> [YOUR INSTRUCTIONS] Select the lines of the records containing the word "kosher" and list them.

> [SUPPLIED MATERIAL]
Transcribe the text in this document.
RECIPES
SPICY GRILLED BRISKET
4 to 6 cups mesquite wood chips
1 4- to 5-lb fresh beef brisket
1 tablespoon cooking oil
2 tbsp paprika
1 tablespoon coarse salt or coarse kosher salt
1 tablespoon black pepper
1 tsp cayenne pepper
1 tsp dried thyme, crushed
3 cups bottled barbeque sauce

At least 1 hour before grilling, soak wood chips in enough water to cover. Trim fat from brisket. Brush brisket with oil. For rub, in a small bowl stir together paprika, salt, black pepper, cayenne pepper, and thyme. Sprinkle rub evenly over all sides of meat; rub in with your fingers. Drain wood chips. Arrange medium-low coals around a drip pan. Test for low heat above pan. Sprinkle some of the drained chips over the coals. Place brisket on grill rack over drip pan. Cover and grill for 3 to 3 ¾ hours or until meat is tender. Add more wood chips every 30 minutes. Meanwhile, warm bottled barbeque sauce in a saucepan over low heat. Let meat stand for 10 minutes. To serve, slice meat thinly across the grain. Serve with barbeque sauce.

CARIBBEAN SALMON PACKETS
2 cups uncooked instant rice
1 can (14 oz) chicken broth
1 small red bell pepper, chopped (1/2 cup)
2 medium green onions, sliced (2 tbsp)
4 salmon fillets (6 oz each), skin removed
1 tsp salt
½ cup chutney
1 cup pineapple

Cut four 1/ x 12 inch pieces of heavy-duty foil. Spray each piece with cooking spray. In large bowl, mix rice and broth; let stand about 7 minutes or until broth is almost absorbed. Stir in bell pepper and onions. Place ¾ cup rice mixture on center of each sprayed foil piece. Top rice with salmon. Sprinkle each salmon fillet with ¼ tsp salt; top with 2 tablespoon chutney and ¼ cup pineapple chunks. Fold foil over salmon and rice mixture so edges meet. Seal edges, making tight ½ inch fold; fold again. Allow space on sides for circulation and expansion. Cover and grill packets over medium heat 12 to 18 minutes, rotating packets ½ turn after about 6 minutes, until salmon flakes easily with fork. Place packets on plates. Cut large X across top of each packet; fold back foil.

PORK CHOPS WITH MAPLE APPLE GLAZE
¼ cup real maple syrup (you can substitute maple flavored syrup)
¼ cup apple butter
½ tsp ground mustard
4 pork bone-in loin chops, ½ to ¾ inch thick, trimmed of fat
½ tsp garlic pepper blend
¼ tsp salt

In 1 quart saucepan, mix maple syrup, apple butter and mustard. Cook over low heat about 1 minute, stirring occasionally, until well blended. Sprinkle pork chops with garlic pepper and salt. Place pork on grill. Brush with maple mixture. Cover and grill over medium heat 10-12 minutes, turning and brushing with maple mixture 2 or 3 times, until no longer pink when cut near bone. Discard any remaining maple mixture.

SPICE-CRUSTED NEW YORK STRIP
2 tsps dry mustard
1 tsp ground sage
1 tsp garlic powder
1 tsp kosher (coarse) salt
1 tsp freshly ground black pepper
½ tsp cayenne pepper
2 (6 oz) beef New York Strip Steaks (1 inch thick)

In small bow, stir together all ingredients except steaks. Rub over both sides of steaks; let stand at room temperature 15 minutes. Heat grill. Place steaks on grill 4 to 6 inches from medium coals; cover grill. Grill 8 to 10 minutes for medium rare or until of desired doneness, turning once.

> [SOLUTION]
1 tablespoon coarse salt or coarse kosher salt
1 tsp kosher (coarse) salt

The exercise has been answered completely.